- _Work to complete_:
Your answer should be one number: how many lines of the data include the string "text"?

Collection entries
- - - - -

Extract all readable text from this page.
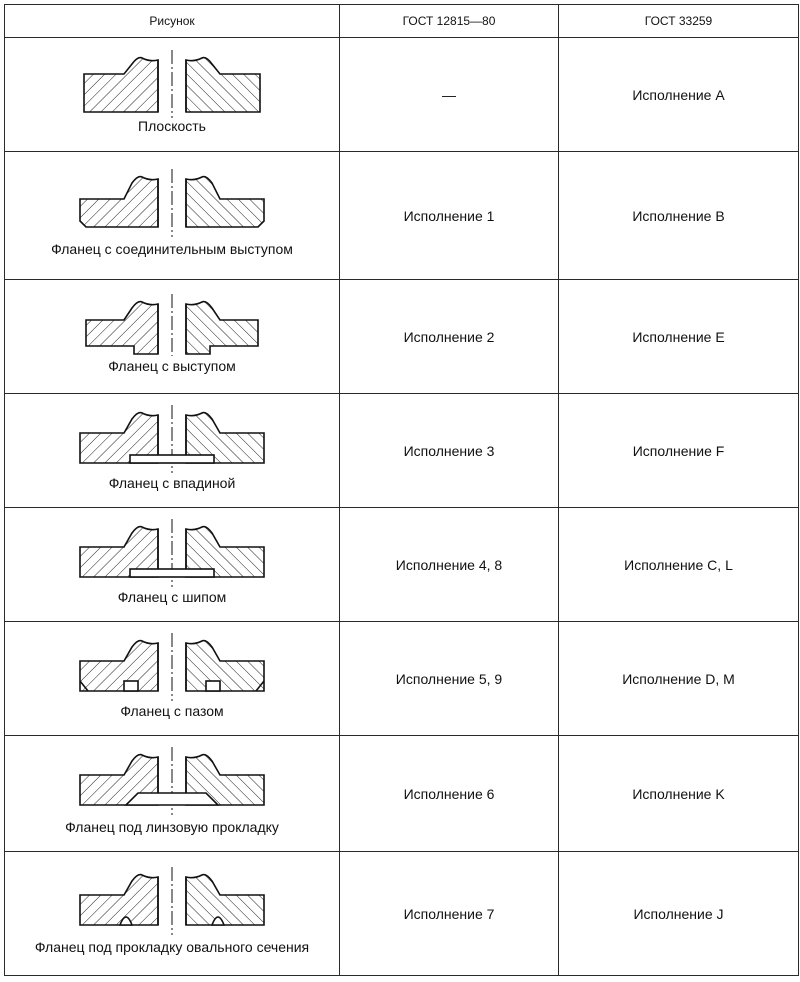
Рисунок	ГОСТ 12815—80	ГОСТ 33259

Плоскость	—	Исполнение A

Фланец с соединительным выступом	Исполнение 1	Исполнение B

Фланец с выступом	Исполнение 2	Исполнение E

Фланец с впадиной	Исполнение 3	Исполнение F

Фланец с шипом	Исполнение 4, 8	Исполнение C, L

Фланец с пазом	Исполнение 5, 9	Исполнение D, M

Фланец под линзовую прокладку	Исполнение 6	Исполнение K

Фланец под прокладку овального сечения	Исполнение 7	Исполнение J
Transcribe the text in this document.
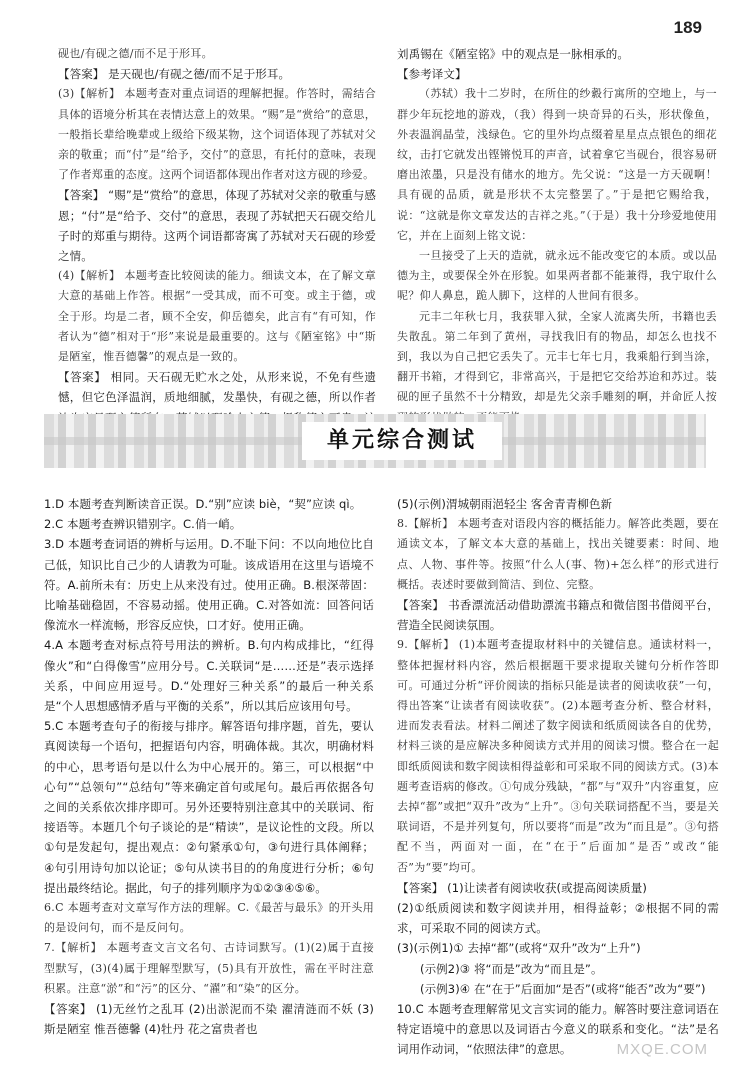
189

砚也/有砚之德/而不足于形耳。

【答案】 是天砚也/有砚之德/而不足于形耳。

(3)【解析】 本题考查对重点词语的理解把握。作答时，需结合具体的语境分析其在表情达意上的效果。“赐”是“赏给”的意思，一般指长辈给晚辈或上级给下级某物，这个词语体现了苏轼对父亲的敬重；而“付”是“给予，交付”的意思，有托付的意味，表现了作者郑重的态度。这两个词语都体现出作者对这方砚的珍爱。

【答案】 “赐”是“赏给”的意思，体现了苏轼对父亲的敬重与感恩；“付”是“给予、交付”的意思，表现了苏轼把天石砚交给儿子时的郑重与期待。这两个词语都寄寓了苏轼对天石砚的珍爱之情。

(4)【解析】 本题考查比较阅读的能力。细读文本，在了解文章大意的基础上作答。根据“一受其成，而不可变。或主于德，或全于形。均是二者，顾不全安，仰岳德矣，此言有“有可知，作者认为“德”相对于“形”来说是最重要的。这与《陋室铭》中“斯是陋室，惟吾德馨”的观点是一致的。

【答案】 相同。天石砚无贮水之处，从形来说，不免有些遗憾，但它色泽温润，质地细腻，发墨快，有砚之德，所以作者

刘禹锡在《陋室铭》中的观点是一脉相承的。

【参考译文】

（苏轼）我十二岁时，在所住的纱縠行寓所的空地上，与一群少年玩挖地的游戏，（我）得到一块奇异的石头，形状像鱼，外表温润晶莹，浅绿色。它的里外均点缀着星星点点银色的细花纹，击打它就发出铿锵悦耳的声音，试着拿它当砚台，很容易研磨出浓墨，只是没有储水的地方。先父说：“这是一方天砚啊！具有砚的品质，就是形状不太完整罢了。”于是把它赐给我，说：“这就是你文章发达的吉祥之兆。”（于是）我十分珍爱地使用它，并在上面刻上铭文说：

一旦接受了上天的造就，就永远不能改变它的本质。或以品德为主，或要保全外在形貌。如果两者都不能兼得，我宁取什么呢？仰人鼻息，跪人脚下，这样的人世间有很多。

元丰二年秋七月，我获罪入狱，全家人流离失所，书籍也丢失散乱。第二年到了黄州，寻找我旧有的物品，却怎么也找不到，我以为自己把它丢失了。元丰七年七月，我乘船行到当涂，翻开书箱，才得到它，非常高兴，于是把它交给苏迨和苏过。装砚的匣子虽然不十分精致，却是先父亲手雕刻的啊，并命匠人按

单元综合测试

1.D 本题考查判断读音正误。D.“别”应读 biè，“契”应读 qì。

2.C 本题考查辨识错别字。C.俏一峭。

3.D 本题考查词语的辨析与运用。D.不耻下问：不以向地位比自己低，知识比自己少的人请教为可耻。该成语用在这里与语境不符。A.前所未有：历史上从来没有过。使用正确。B.根深蒂固：比喻基础稳固，不容易动摇。使用正确。C.对答如流：回答问话像流水一样流畅，形容反应快，口才好。使用正确。

4.A 本题考查对标点符号用法的辨析。B.句内构成排比，“红得像火”和“白得像雪”应用分号。C.关联词“是……还是”表示选择关系，中间应用逗号。D.“处理好三种关系”的最后一种关系是“个人思想感情矛盾与平衡的关系”，所以其后应该用句号。

5.C 本题考查句子的衔接与排序。解答语句排序题，首先，要认真阅读每一个语句，把握语句内容，明确体裁。其次，明确材料的中心，思考语句是以什么为中心展开的。第三，可以根据“中心句”“总领句”“总结句”等来确定首句或尾句。最后再依据各句之间的关系依次排序即可。另外还要特别注意其中的关联词、衔接语等。本题几个句子谈论的是“精读”，是议论性的文段。所以①句是发起句，提出观点：②句紧承①句，③句进行具体阐释；④句引用诗句加以论证；⑤句从读书目的的角度进行分析；⑥句提出最终结论。据此，句子的排列顺序为①②③④⑤⑥。

6.C 本题考查对文章写作方法的理解。C.《最苦与最乐》的开头用的是设问句，而不是反问句。

7.【解析】 本题考查文言文名句、古诗词默写。(1)(2)属于直接型默写，(3)(4)属于理解型默写，(5)具有开放性，需在平时注意积累。注意“淤”和“污”的区分、“濯”和“染”的区分。

【答案】 (1)无丝竹之乱耳 (2)出淤泥而不染 濯清涟而不妖 (3)斯是陋室 惟吾德馨 (4)牡丹 花之富贵者也

(5)(示例)渭城朝雨浥轻尘 客舍青青柳色新

8.【解析】 本题考查对语段内容的概括能力。解答此类题，要在通读文本，了解文本大意的基础上，找出关键要素：时间、地点、人物、事件等。按照“什么人(事、物)+怎么样”的形式进行概括。表述时要做到简洁、到位、完整。

【答案】 书香漂流活动借助漂流书籍点和微信图书借阅平台，营造全民阅读氛围。

9.【解析】 (1)本题考查提取材料中的关键信息。通读材料一，整体把握材料内容，然后根据题干要求提取关键句分析作答即可。可通过分析“评价阅读的指标只能是读者的阅读收获”一句，得出答案“让读者有阅读收获”。(2)本题考查分析、整合材料，进而发表看法。材料二阐述了数字阅读和纸质阅读各自的优势，材料三谈的是应解决多种阅读方式并用的阅读习惯。整合在一起即纸质阅读和数字阅读相得益彰和可采取不同的阅读方式。(3)本题考查语病的修改。①句成分残缺，“都”与“双升”内容重复，应去掉“都”或把“双升”改为“上升”。③句关联词搭配不当，要是关联词语，不是并列复句，所以要将“而是”改为“而且是”。③句搭配不当，两面对一面，在“在于”后面加“是否”或改“能否”为“要”均可。

【答案】 (1)让读者有阅读收获(或提高阅读质量)

(2)①纸质阅读和数字阅读并用，相得益彰；②根据不同的需求，可采取不同的阅读方式。

(3)(示例1)① 去掉“都”(或将“双升”改为“上升”)

(示例2)③ 将“而是”改为“而且是”。

(示例3)④ 在“在于”后面加“是否”(或将“能否”改为“要”)

10.C 本题考查理解常见文言实词的能力。解答时要注意词语在特定语境中的意思以及词语古今意义的联系和变化。“法”是名词用作动词，“依照法律”的意思。	MXQE.COM
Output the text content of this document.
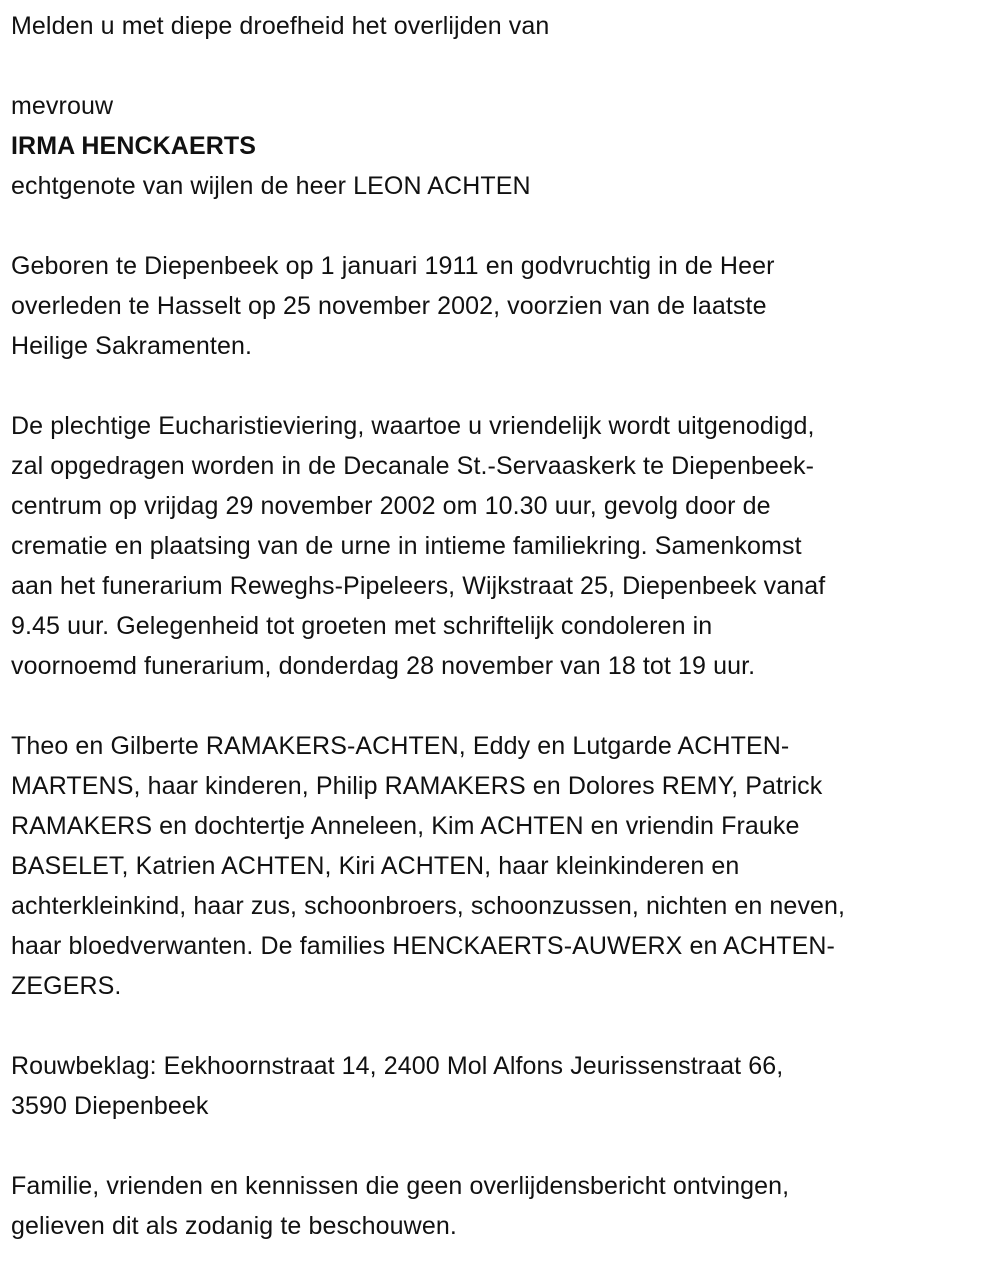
Melden u met diepe droefheid het overlijden van
mevrouw
IRMA HENCKAERTS
echtgenote van wijlen de heer LEON ACHTEN
Geboren te Diepenbeek op 1 januari 1911 en godvruchtig in de Heer
overleden te Hasselt op 25 november 2002, voorzien van de laatste
Heilige Sakramenten.
De plechtige Eucharistieviering, waartoe u vriendelijk wordt uitgenodigd,
zal opgedragen worden in de Decanale St.-Servaaskerk te Diepenbeek-
centrum op vrijdag 29 november 2002 om 10.30 uur, gevolg door de
crematie en plaatsing van de urne in intieme familiekring. Samenkomst
aan het funerarium Reweghs-Pipeleers, Wijkstraat 25, Diepenbeek vanaf
9.45 uur. Gelegenheid tot groeten met schriftelijk condoleren in
voornoemd funerarium, donderdag 28 november van 18 tot 19 uur.
Theo en Gilberte RAMAKERS-ACHTEN, Eddy en Lutgarde ACHTEN-
MARTENS, haar kinderen, Philip RAMAKERS en Dolores REMY, Patrick
RAMAKERS en dochtertje Anneleen, Kim ACHTEN en vriendin Frauke
BASELET, Katrien ACHTEN, Kiri ACHTEN, haar kleinkinderen en
achterkleinkind, haar zus, schoonbroers, schoonzussen, nichten en neven,
haar bloedverwanten. De families HENCKAERTS-AUWERX en ACHTEN-
ZEGERS.
Rouwbeklag: Eekhoornstraat 14, 2400 Mol Alfons Jeurissenstraat 66,
3590 Diepenbeek
Familie, vrienden en kennissen die geen overlijdensbericht ontvingen,
gelieven dit als zodanig te beschouwen.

- - - - -

- _Answer to the exercise_:
3